To be done: For each line below that contains the string "heading", copy that line.

[Entries from a dataset]
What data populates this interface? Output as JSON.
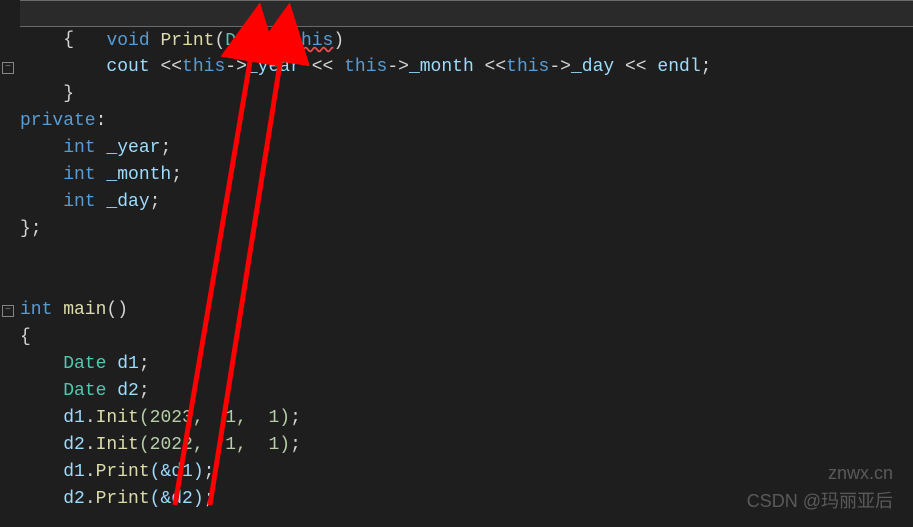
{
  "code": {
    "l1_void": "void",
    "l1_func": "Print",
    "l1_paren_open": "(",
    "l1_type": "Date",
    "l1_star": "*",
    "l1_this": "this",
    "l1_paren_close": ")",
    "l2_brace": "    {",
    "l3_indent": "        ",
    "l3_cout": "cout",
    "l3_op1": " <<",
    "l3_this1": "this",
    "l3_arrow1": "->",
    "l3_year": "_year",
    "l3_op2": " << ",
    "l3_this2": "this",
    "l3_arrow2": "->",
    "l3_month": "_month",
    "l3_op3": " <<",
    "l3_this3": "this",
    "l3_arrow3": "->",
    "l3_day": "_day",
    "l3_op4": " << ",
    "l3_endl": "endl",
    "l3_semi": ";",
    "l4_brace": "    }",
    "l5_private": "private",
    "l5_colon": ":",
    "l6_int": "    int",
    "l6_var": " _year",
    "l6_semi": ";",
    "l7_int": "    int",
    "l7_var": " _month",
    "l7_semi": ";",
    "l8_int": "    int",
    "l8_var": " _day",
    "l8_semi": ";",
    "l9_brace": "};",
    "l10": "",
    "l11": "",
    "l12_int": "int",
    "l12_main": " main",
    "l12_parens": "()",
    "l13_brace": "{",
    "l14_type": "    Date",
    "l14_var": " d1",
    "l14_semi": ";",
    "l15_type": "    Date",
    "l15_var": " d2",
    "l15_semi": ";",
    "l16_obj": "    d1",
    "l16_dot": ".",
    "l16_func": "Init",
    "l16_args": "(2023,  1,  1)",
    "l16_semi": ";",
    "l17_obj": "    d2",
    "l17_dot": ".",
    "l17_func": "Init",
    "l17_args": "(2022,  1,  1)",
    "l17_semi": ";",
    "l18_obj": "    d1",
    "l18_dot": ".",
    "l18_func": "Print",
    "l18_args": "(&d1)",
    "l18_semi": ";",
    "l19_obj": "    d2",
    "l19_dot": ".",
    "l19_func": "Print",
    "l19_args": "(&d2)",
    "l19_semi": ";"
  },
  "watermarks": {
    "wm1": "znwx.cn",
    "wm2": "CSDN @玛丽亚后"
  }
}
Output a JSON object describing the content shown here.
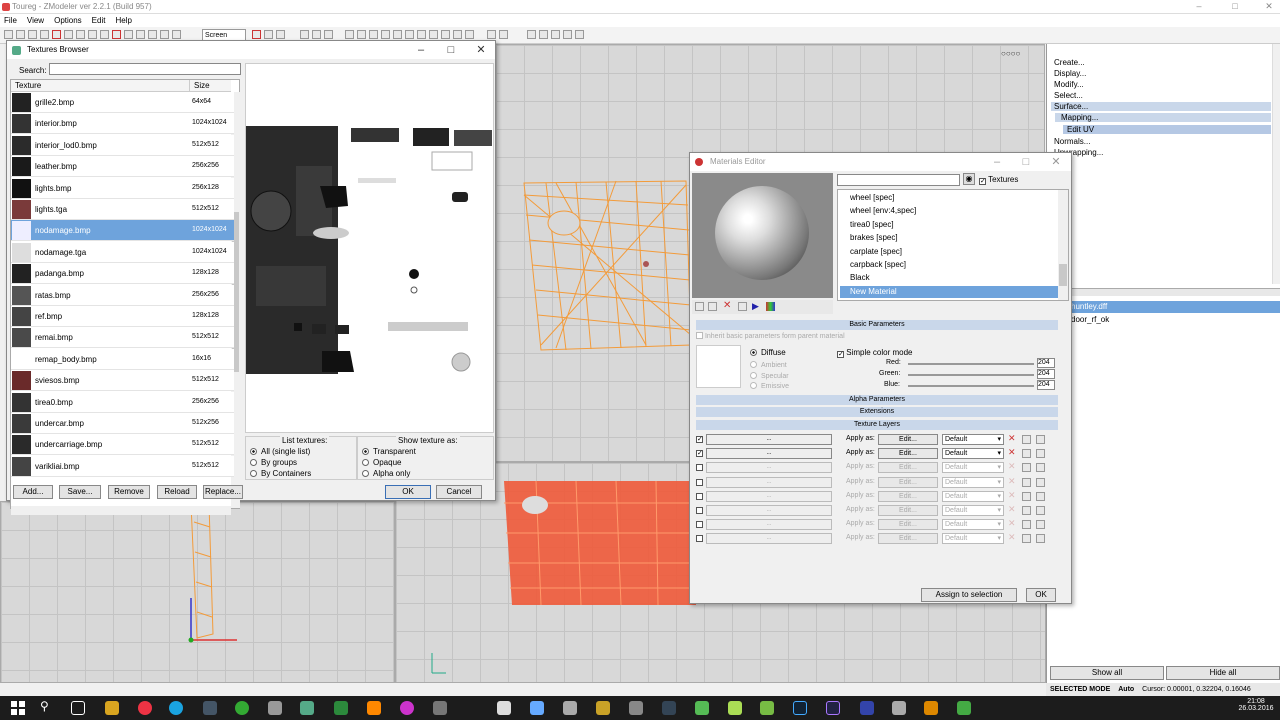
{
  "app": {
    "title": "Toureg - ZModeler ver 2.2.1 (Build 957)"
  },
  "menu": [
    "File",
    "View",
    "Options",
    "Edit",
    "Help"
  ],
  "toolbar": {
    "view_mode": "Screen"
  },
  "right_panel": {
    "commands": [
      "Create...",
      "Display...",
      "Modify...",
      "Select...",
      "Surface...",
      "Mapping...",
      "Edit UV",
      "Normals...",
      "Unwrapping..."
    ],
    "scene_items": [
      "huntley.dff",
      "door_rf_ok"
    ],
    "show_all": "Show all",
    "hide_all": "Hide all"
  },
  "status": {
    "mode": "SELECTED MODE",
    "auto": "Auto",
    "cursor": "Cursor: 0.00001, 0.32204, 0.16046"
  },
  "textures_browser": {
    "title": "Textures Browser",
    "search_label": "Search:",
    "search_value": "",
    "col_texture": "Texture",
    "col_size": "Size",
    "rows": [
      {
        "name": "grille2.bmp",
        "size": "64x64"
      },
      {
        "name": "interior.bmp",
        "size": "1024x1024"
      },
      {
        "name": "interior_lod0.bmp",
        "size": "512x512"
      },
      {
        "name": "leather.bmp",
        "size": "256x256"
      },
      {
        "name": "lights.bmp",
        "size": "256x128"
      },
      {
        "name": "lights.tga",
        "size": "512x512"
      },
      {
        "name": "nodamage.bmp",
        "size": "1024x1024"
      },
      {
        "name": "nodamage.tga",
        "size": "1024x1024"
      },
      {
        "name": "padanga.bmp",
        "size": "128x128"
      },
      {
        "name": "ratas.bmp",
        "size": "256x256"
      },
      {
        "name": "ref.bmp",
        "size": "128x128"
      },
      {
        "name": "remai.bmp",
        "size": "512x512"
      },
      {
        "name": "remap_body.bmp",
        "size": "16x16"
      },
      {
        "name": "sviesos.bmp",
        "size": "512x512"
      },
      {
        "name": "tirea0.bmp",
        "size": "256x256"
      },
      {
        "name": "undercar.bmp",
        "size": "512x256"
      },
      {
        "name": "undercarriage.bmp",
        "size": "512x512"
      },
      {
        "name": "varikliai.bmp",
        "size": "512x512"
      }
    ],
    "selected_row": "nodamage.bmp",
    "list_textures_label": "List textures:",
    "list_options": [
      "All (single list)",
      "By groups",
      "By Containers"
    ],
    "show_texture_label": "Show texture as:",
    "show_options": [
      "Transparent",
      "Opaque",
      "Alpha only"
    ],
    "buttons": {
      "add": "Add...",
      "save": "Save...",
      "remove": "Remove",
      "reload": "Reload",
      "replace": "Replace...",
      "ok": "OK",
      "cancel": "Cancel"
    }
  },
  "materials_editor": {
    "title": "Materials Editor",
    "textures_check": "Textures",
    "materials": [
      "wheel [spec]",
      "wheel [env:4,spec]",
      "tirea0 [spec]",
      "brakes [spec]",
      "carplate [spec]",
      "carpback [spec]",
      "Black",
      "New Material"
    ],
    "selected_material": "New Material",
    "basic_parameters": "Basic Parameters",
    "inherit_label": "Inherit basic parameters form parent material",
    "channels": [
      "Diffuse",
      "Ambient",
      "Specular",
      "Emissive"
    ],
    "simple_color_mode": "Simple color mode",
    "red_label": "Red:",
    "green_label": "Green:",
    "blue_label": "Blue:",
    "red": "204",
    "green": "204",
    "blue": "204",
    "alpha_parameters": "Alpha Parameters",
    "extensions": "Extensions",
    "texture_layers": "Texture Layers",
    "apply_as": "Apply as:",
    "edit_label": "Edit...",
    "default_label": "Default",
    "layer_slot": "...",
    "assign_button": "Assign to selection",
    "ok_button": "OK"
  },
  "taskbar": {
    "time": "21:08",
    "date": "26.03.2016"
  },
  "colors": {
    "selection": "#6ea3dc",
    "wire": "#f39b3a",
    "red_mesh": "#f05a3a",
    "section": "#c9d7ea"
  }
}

==

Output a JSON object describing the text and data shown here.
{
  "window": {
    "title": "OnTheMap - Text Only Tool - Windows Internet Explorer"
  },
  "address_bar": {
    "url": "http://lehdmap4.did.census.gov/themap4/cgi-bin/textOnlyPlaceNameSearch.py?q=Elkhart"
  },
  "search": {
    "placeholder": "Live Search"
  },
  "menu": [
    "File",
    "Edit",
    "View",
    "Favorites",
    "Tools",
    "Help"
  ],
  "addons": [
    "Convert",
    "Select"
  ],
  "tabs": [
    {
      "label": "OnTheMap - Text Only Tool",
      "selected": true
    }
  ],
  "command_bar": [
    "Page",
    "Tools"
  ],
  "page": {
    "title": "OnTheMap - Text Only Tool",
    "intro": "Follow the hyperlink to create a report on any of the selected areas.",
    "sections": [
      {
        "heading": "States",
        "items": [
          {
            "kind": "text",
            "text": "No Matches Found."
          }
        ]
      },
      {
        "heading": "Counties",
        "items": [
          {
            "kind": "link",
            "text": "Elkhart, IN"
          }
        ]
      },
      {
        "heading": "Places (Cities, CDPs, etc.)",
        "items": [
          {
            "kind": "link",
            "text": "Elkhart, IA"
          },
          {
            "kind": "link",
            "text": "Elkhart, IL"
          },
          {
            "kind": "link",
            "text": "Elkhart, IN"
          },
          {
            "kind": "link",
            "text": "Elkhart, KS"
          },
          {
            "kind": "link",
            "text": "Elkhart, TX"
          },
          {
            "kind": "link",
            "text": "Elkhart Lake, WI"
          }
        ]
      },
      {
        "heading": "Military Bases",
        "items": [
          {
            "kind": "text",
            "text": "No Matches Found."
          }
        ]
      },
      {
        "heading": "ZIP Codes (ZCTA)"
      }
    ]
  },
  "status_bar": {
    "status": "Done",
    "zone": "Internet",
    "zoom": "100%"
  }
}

...

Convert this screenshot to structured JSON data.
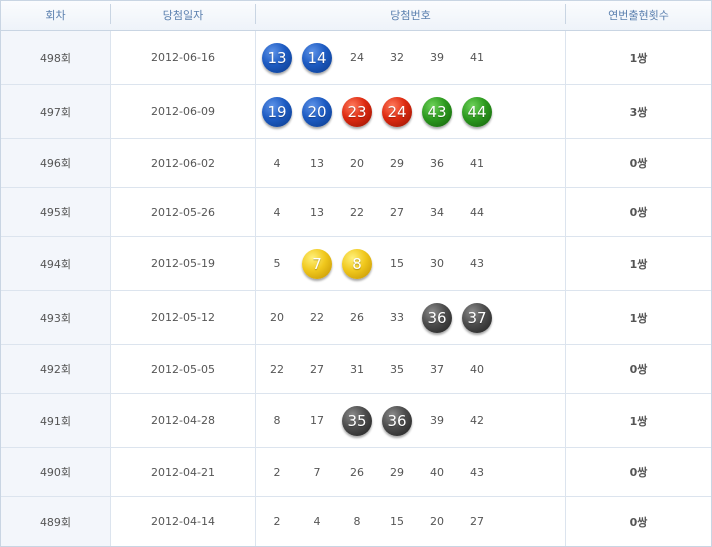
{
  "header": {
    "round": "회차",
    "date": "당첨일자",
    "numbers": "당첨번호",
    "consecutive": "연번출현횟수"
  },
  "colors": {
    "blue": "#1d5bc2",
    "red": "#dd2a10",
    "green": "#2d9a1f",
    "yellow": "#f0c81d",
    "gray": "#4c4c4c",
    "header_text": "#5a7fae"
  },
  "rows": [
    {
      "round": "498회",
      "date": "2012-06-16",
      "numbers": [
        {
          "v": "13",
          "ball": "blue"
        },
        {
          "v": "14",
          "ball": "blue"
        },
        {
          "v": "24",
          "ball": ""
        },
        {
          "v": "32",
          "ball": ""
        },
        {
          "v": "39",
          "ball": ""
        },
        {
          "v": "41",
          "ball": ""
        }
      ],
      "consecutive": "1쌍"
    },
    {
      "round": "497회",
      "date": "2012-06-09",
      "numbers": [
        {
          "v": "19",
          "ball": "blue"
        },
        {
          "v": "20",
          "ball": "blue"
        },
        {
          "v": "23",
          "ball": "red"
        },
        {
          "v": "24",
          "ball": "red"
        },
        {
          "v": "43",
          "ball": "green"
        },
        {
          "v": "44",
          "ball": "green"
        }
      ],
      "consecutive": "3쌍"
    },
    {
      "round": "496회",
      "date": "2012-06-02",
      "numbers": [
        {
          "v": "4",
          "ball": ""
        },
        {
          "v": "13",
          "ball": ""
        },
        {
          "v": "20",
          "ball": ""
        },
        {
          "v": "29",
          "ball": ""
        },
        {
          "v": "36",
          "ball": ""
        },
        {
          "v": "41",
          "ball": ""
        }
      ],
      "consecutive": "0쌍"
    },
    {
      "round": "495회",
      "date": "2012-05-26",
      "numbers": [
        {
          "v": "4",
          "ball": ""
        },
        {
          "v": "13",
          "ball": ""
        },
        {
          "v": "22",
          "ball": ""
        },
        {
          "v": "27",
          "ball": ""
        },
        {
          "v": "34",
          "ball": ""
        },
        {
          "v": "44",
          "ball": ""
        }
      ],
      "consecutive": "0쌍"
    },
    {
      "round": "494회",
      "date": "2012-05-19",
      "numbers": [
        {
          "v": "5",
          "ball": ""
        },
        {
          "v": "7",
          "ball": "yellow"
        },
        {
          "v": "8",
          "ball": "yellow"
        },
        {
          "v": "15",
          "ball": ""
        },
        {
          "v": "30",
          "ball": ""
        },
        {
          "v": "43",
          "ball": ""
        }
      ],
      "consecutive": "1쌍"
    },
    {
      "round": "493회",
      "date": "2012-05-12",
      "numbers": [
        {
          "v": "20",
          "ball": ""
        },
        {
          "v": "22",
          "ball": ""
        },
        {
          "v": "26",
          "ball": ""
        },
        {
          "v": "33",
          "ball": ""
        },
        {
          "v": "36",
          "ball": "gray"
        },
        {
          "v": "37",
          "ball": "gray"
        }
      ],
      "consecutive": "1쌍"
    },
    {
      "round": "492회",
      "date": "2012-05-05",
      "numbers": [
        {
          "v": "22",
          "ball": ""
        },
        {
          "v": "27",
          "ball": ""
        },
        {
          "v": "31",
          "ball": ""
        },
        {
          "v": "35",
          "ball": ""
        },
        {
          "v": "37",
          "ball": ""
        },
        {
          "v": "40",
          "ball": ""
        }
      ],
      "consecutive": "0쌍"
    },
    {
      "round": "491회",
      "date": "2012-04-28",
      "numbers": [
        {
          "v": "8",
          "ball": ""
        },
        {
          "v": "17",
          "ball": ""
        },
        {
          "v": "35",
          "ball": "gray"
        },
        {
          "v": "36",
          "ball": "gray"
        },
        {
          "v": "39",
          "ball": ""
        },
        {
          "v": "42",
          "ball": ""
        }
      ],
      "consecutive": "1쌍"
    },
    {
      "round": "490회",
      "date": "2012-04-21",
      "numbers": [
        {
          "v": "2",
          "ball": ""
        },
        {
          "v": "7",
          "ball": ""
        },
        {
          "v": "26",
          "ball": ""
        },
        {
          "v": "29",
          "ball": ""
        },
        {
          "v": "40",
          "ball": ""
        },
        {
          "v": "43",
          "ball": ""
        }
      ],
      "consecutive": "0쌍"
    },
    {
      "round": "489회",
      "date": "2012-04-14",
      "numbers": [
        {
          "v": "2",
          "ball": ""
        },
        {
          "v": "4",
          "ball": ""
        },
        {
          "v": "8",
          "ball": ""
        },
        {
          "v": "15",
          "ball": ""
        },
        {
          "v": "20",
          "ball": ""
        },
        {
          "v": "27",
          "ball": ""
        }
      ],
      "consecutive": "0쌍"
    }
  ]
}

Solved exercise:
        "heading": "States",
        "heading": "Counties",
        "heading": "Places (Cities, CDPs, etc.)",
        "heading": "Military Bases",
        "heading": "ZIP Codes (ZCTA)"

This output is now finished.